## Work instructions
Report the total number of lines that include the string "sunt", without any other text.

## Excerpt from a dataset
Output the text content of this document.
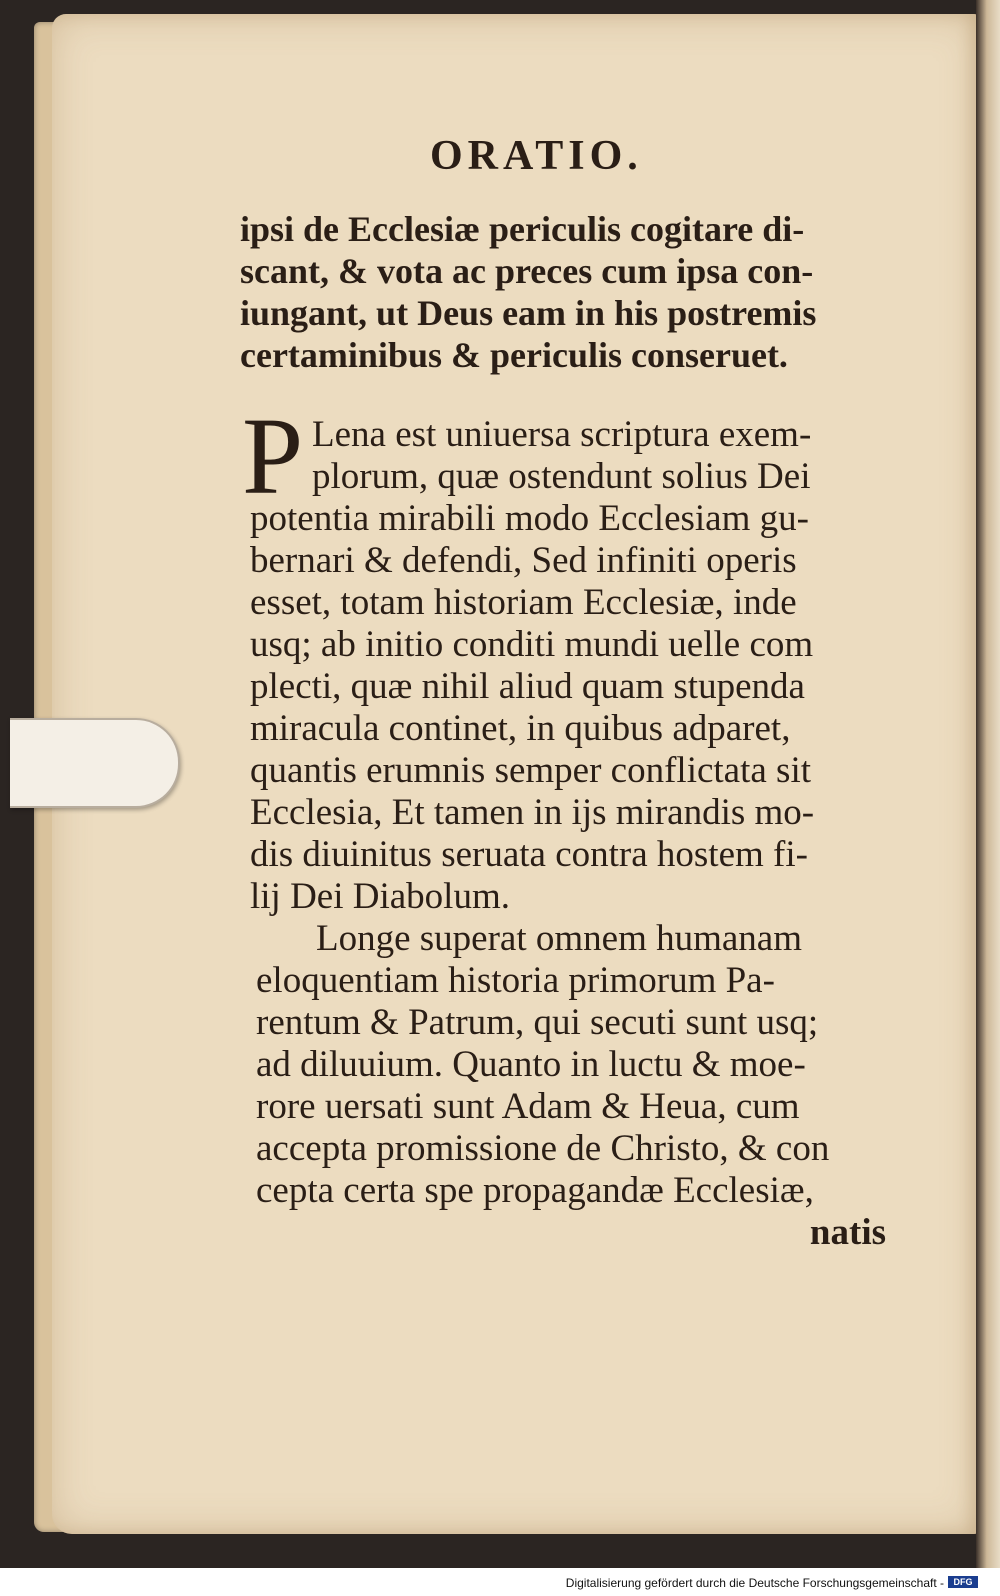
ORATIO.
ipsi de Ecclesiæ periculis cogitare di-
scant, & vota ac preces cum ipsa con-
iungant, ut Deus eam in his postremis
certaminibus & periculis conseruet.
P Lena est uniuersa scriptura exem-
plorum, quæ ostendunt solius Dei
potentia mirabili modo Ecclesiam gu-
bernari & defendi, Sed infiniti operis
esset, totam historiam Ecclesiæ, inde
usq; ab initio conditi mundi uelle com
plecti, quæ nihil aliud quam stupenda
miracula continet, in quibus adparet,
quantis erumnis semper conflictata sit
Ecclesia, Et tamen in ijs mirandis mo-
dis diuinitus seruata contra hostem fi-
lij Dei Diabolum.
Longe superat omnem humanam
eloquentiam historia primorum Pa-
rentum & Patrum, qui secuti sunt usq;
ad diluuium. Quanto in luctu & moe-
rore uersati sunt Adam & Heua, cum
accepta promissione de Christo, & con
cepta certa spe propagandæ Ecclesiæ,
natis
Digitalisierung gefördert durch die Deutsche Forschungsgemeinschaft -	DFG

## Response below
2